__SET EXERCISE__
Scan the lines below; pull out those with "JSON".

[Stored items]
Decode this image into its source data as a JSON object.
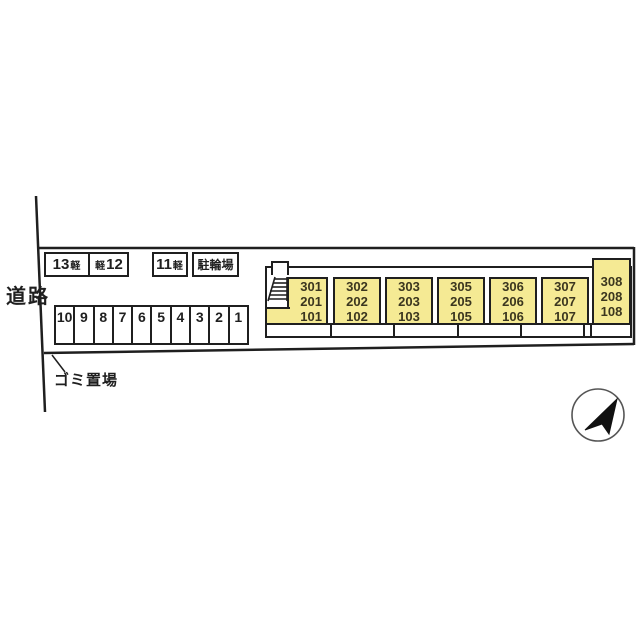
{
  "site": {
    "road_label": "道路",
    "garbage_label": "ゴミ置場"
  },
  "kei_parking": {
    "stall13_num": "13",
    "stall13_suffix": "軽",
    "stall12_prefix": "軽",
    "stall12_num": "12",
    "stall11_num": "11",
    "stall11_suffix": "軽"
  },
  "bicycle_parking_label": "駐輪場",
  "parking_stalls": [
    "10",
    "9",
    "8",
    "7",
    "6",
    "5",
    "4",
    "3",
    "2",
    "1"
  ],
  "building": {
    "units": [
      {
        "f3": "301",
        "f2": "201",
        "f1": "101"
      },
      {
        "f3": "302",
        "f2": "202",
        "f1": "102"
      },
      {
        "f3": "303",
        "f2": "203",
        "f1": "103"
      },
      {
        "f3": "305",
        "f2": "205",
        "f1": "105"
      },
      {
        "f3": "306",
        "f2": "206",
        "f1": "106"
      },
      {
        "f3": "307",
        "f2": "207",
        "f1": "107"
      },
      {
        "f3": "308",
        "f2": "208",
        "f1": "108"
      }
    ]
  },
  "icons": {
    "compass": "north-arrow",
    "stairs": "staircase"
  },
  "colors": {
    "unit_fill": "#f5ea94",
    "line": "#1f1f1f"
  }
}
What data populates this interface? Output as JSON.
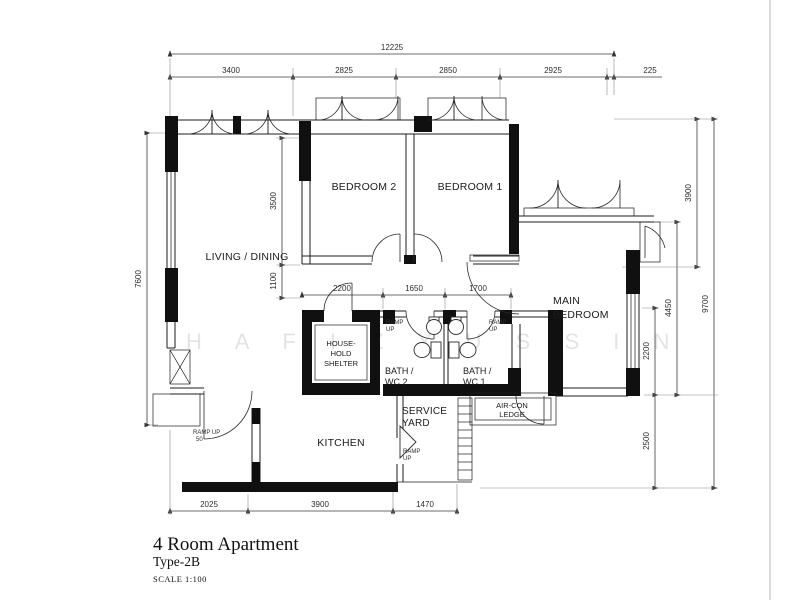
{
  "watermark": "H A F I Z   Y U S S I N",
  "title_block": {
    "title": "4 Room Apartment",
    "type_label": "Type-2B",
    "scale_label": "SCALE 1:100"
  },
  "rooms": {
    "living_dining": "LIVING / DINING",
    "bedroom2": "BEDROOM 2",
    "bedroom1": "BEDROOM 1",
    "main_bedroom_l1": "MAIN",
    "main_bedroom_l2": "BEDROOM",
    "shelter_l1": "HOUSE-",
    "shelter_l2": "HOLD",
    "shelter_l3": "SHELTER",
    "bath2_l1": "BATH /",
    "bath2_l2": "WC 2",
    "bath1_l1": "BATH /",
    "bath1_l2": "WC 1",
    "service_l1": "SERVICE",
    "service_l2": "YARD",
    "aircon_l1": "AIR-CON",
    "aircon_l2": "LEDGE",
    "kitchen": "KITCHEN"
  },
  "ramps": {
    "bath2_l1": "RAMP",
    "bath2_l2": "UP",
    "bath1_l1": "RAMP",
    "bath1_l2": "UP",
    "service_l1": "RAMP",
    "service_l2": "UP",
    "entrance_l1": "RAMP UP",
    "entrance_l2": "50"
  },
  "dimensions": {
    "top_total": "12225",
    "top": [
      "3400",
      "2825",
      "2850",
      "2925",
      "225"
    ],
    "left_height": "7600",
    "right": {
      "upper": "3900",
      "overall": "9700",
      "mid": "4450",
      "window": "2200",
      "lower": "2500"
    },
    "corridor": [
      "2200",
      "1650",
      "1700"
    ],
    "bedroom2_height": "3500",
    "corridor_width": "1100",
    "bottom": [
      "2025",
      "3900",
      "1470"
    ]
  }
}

__RESULT BELOW__
Decode this image into its source data as a JSON object.
What data populates this interface? Output as JSON.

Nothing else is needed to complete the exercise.